--- Start Available records ---

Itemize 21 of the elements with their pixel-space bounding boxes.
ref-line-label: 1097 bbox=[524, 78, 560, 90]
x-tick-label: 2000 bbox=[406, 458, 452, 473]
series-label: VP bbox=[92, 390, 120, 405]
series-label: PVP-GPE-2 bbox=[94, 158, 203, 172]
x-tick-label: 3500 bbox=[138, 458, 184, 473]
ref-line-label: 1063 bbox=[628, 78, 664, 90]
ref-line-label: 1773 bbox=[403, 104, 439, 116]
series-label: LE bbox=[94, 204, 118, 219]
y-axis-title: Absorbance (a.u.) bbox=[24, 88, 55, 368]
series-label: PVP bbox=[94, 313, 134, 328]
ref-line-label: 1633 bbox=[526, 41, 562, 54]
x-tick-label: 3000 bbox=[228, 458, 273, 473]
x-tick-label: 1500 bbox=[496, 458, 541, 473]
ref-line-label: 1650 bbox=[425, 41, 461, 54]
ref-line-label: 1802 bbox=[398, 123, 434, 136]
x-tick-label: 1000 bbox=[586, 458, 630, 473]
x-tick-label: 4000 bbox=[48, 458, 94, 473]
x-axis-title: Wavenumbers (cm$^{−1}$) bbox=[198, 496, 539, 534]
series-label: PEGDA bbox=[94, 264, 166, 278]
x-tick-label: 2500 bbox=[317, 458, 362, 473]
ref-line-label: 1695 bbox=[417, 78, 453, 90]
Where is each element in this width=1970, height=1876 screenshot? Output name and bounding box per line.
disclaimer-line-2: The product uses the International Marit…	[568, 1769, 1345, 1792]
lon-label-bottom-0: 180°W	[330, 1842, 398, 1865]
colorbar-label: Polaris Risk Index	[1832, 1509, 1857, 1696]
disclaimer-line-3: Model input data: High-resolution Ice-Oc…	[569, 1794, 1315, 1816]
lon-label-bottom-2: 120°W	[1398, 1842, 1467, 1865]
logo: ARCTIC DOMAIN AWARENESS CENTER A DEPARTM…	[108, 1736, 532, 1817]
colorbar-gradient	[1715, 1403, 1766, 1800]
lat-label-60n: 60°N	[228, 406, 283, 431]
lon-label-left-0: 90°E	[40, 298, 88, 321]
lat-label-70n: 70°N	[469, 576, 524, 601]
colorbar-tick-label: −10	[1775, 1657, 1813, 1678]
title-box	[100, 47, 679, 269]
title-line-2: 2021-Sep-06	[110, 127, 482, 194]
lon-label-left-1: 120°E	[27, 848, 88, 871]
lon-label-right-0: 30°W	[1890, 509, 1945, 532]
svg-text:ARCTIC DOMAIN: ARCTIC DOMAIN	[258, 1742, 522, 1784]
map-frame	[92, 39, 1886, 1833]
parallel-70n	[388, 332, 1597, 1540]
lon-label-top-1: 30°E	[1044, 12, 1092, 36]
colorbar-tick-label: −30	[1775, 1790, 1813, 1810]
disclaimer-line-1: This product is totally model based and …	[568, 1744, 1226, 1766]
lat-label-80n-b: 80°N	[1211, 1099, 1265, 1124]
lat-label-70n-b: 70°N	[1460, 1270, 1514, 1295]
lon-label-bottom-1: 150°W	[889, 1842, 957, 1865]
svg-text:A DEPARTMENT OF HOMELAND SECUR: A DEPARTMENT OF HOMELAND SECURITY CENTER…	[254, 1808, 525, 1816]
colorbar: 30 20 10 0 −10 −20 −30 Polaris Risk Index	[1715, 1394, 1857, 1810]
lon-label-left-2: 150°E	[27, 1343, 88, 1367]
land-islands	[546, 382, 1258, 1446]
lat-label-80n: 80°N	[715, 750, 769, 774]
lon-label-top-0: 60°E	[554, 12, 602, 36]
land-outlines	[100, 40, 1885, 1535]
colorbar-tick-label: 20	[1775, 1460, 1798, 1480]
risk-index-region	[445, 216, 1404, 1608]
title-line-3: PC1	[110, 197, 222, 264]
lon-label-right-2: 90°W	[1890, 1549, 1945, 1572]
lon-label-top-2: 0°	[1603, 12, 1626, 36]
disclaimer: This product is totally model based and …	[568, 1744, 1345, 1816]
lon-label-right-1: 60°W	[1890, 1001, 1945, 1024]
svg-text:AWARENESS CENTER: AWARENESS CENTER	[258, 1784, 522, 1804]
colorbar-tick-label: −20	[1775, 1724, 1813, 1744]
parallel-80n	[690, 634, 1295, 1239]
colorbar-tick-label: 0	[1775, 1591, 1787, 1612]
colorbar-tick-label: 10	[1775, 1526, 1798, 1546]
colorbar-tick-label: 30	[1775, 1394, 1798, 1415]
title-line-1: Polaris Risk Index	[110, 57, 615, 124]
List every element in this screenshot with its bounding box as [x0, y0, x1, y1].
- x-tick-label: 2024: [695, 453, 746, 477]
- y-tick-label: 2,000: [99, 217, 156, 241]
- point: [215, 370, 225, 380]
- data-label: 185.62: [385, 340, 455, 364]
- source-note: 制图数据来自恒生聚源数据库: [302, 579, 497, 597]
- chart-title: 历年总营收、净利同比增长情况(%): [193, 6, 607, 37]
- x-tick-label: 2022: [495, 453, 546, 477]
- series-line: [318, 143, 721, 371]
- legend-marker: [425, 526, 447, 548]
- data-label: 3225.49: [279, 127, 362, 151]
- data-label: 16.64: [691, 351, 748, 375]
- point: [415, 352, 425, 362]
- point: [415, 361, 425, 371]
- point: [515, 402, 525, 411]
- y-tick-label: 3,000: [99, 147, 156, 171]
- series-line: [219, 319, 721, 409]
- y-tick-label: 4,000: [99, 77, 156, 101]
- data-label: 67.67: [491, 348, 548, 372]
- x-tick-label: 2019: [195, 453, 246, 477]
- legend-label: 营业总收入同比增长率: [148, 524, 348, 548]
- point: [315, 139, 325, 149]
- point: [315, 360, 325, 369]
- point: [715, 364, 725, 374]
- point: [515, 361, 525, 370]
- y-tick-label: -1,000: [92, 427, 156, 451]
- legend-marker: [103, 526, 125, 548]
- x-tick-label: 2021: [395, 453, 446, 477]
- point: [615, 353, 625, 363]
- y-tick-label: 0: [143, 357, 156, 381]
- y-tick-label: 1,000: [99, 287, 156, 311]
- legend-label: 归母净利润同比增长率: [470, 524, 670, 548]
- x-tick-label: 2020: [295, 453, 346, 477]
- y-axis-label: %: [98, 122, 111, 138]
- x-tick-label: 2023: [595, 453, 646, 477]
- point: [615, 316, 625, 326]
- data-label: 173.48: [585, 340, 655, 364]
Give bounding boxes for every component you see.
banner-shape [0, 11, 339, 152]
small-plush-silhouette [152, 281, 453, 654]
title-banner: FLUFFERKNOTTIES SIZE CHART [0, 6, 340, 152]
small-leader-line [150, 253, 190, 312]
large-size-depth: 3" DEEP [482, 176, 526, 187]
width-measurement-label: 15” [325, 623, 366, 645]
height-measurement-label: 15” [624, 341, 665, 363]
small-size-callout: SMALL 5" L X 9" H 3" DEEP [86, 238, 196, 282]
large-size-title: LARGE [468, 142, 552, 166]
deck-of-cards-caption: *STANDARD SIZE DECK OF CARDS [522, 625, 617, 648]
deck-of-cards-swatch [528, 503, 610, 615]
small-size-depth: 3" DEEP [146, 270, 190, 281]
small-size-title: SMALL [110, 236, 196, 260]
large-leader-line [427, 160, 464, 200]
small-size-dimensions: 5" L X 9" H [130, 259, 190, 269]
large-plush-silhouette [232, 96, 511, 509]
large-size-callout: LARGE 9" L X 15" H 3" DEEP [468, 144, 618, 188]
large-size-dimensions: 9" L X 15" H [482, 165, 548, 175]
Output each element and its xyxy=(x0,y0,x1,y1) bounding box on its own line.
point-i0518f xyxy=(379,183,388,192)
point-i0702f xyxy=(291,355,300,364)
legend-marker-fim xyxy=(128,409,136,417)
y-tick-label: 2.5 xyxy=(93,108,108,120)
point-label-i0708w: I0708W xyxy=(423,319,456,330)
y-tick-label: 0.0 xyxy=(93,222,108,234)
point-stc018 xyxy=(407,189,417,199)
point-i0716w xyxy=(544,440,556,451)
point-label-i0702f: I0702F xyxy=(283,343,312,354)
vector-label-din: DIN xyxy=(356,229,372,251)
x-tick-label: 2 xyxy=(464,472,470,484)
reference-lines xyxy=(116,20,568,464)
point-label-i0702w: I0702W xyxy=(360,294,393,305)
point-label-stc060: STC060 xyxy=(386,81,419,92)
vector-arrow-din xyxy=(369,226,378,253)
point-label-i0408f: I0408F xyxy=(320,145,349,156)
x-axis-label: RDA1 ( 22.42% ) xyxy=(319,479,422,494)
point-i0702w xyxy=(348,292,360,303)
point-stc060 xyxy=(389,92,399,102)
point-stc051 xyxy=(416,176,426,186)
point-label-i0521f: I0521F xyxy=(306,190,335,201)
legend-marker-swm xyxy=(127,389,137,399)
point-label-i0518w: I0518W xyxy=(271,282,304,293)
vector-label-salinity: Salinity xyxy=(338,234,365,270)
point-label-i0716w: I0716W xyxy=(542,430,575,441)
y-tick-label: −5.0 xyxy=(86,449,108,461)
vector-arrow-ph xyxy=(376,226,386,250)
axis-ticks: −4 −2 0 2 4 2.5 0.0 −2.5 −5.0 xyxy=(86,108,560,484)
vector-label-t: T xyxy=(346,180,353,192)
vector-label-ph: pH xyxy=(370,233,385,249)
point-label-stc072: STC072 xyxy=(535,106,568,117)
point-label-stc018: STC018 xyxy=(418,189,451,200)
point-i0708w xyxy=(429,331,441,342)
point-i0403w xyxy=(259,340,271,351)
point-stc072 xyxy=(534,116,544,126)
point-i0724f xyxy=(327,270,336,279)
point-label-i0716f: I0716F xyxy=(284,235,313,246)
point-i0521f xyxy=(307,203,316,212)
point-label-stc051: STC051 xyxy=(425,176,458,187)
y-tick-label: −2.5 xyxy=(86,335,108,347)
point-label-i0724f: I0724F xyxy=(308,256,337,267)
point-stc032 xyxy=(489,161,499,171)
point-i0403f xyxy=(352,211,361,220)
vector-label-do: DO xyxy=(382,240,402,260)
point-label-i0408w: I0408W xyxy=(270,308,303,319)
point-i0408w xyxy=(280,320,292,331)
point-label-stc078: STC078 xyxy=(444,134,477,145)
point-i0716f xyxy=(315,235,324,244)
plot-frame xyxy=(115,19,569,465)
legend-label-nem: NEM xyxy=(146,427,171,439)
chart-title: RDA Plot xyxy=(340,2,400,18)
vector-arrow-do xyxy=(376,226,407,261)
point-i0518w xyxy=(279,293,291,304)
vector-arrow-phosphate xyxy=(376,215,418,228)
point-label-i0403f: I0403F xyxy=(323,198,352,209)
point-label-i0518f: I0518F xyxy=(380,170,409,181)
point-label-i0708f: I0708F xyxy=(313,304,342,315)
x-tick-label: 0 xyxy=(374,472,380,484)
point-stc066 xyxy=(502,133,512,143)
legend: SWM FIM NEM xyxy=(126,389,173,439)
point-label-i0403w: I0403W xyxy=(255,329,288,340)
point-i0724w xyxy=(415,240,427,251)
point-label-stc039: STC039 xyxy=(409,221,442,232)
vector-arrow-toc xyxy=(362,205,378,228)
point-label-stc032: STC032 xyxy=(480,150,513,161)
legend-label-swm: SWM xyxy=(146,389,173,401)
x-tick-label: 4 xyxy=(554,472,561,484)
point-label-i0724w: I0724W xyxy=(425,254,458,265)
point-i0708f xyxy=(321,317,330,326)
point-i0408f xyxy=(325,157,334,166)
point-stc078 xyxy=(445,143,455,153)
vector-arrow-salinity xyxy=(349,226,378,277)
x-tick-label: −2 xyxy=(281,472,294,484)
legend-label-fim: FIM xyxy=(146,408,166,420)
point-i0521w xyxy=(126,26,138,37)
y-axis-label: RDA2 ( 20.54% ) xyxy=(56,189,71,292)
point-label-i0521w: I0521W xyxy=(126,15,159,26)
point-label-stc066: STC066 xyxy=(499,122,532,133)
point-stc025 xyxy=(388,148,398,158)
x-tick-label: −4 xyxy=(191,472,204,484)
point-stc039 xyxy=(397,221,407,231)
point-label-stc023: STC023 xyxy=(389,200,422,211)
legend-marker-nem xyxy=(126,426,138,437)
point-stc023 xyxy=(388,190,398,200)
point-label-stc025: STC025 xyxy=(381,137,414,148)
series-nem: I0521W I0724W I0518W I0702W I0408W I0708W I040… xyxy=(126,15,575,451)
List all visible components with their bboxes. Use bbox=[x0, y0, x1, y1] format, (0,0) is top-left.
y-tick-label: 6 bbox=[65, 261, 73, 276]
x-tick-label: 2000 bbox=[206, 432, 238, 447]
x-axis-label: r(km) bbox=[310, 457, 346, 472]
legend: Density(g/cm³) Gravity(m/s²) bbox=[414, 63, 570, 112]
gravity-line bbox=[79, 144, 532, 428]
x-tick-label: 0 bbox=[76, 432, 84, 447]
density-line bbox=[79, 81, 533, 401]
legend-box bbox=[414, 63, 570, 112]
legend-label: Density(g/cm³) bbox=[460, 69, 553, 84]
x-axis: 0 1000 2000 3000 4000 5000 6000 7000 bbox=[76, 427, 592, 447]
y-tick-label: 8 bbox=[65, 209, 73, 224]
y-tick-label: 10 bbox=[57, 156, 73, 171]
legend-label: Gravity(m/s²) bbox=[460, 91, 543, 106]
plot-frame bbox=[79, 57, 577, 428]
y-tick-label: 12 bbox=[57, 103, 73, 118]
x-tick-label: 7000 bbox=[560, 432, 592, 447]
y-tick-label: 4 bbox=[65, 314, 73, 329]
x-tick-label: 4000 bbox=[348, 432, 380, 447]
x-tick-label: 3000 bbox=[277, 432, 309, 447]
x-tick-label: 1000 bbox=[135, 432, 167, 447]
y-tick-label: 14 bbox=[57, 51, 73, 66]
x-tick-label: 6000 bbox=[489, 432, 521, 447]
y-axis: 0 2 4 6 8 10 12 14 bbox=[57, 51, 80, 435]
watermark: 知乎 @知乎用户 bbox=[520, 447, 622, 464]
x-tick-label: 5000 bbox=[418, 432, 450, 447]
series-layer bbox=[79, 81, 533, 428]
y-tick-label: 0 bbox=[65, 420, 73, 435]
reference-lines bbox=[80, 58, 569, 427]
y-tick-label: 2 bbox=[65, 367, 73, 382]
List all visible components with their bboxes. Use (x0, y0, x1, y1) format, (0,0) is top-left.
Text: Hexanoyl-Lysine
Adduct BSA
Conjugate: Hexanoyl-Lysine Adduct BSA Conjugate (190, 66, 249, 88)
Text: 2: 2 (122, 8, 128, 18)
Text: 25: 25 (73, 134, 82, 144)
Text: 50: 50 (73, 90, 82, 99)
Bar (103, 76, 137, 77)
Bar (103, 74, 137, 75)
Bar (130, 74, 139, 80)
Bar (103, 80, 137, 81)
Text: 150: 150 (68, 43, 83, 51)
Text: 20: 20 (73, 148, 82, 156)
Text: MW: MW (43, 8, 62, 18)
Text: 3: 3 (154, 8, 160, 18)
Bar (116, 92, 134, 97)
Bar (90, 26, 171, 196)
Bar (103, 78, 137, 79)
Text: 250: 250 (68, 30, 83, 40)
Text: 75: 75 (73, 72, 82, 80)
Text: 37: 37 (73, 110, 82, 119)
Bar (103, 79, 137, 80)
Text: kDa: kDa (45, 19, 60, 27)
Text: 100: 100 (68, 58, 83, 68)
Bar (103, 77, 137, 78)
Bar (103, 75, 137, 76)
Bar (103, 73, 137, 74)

--- End Available records ---

Exercise details: Rewrite the records from their first line through the line containing "x-tick-label: 1500 bbox=[496, 458, 541, 473]", with "series-label" changed to "legend-entry" and everything else left as it is.

Exercise answer:
Itemize 21 of the elements with their pixel-space bounding boxes.
ref-line-label: 1097 bbox=[524, 78, 560, 90]
x-tick-label: 2000 bbox=[406, 458, 452, 473]
legend-entry: VP bbox=[92, 390, 120, 405]
legend-entry: PVP-GPE-2 bbox=[94, 158, 203, 172]
x-tick-label: 3500 bbox=[138, 458, 184, 473]
ref-line-label: 1063 bbox=[628, 78, 664, 90]
ref-line-label: 1773 bbox=[403, 104, 439, 116]
legend-entry: LE bbox=[94, 204, 118, 219]
y-axis-title: Absorbance (a.u.) bbox=[24, 88, 55, 368]
legend-entry: PVP bbox=[94, 313, 134, 328]
ref-line-label: 1633 bbox=[526, 41, 562, 54]
x-tick-label: 3000 bbox=[228, 458, 273, 473]
x-tick-label: 1500 bbox=[496, 458, 541, 473]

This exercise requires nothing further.